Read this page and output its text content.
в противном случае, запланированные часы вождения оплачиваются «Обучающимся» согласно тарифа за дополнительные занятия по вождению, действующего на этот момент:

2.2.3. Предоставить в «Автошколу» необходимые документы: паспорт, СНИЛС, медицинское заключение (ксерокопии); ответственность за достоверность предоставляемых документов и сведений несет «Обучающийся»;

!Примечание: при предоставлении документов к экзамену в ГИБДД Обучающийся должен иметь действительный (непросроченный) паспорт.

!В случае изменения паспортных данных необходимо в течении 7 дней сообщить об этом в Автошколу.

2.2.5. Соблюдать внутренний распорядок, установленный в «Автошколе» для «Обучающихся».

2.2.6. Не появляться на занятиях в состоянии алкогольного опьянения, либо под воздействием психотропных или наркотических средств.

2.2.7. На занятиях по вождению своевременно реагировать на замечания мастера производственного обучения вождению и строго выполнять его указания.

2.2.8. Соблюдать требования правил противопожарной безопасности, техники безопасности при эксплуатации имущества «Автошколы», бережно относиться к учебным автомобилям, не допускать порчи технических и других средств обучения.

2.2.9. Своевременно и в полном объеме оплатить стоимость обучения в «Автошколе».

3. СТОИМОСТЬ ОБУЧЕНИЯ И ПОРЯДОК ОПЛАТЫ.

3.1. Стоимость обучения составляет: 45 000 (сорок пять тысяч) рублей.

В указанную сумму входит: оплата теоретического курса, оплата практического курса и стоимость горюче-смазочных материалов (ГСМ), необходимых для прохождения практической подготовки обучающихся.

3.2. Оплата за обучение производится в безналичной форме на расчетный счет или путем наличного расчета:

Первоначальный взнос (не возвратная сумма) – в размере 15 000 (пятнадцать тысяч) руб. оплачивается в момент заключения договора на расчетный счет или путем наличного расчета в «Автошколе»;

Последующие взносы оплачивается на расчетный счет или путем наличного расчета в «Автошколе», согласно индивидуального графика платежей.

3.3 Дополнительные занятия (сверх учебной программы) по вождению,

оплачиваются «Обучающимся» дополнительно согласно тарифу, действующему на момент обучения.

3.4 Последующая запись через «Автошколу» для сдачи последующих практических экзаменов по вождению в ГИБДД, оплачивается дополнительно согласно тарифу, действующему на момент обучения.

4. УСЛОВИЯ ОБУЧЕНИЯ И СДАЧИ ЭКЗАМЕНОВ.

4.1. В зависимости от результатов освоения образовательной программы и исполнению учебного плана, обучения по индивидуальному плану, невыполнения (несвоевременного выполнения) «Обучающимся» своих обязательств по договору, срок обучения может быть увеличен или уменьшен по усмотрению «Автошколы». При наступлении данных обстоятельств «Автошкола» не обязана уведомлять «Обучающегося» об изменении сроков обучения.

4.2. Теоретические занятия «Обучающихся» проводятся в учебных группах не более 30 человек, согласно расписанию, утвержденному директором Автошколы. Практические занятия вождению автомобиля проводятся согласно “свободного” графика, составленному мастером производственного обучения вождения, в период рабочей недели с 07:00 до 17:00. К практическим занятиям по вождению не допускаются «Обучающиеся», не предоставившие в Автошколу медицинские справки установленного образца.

▶ Task objective:
From the entries above, extract every line where the word "ГИБДД" appears.

▶ Response to this exercise:
!Примечание: при предоставлении документов к экзамену в ГИБДД Обучающийся должен иметь действительный (непросроченный) паспорт.
3.4 Последующая запись через «Автошколу» для сдачи последующих практических экзаменов по вождению в ГИБДД, оплачивается дополнительно согласно тарифу, действующему на момент обучения.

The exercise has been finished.